* What the task requires
Collect every line of the records that contains the string "dolly", matching case exactly.

* Information shown
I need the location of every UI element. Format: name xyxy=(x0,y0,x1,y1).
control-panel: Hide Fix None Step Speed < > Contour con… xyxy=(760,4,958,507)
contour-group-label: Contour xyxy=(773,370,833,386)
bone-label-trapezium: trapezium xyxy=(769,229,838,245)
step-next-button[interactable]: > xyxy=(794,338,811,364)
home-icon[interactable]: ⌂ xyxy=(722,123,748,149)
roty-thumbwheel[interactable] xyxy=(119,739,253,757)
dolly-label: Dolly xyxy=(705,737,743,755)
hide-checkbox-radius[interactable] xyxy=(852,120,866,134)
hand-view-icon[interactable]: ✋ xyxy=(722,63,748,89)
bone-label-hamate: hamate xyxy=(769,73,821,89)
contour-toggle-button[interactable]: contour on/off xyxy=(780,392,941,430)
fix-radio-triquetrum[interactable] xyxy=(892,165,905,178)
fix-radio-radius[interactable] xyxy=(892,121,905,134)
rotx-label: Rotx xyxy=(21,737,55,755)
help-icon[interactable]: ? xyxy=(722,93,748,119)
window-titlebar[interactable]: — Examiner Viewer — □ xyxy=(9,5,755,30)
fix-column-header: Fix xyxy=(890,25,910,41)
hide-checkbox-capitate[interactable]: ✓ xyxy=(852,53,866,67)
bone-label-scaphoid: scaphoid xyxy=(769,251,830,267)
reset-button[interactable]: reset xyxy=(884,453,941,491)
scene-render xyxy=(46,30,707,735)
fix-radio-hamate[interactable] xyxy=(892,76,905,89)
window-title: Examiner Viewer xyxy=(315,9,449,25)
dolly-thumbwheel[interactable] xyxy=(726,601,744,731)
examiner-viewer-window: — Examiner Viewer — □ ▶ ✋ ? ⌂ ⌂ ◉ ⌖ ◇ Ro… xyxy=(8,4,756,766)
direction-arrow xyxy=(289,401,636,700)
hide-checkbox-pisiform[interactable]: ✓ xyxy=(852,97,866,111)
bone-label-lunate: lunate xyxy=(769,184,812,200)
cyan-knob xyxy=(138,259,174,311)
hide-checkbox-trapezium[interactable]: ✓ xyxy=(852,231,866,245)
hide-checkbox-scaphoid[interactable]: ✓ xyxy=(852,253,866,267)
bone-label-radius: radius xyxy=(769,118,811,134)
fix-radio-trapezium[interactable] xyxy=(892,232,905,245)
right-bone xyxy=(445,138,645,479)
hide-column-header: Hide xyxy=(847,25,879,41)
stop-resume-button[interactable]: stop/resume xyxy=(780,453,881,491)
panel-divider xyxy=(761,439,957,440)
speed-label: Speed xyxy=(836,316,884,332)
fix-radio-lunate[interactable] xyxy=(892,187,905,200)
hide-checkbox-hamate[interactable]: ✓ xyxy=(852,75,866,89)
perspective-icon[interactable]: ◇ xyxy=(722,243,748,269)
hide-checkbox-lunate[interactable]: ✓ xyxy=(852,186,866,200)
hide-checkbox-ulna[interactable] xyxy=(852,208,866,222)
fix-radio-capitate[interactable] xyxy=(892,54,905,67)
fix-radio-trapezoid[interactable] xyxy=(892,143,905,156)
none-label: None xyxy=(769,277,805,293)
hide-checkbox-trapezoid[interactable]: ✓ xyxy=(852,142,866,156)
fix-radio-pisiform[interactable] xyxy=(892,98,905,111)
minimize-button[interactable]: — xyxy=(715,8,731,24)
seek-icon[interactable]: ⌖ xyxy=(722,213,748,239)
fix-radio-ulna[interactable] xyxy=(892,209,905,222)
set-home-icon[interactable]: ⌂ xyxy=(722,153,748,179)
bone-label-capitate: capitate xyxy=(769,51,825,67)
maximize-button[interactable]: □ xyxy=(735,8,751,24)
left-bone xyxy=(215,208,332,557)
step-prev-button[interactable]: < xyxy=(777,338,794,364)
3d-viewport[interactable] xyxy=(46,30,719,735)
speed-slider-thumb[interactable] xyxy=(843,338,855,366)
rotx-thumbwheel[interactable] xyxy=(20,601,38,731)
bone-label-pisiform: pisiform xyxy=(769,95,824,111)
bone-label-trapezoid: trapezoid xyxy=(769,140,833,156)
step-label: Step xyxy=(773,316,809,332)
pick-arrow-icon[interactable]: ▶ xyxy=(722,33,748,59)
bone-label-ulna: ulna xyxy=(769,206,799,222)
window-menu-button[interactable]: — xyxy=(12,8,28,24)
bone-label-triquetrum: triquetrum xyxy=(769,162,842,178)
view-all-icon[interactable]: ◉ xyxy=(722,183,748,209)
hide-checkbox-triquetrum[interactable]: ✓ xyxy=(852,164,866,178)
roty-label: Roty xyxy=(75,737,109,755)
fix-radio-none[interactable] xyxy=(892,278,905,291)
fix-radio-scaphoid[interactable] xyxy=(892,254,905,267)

* Written response
dolly-label: Dolly xyxy=(705,737,743,755)
dolly-thumbwheel[interactable] xyxy=(726,601,744,731)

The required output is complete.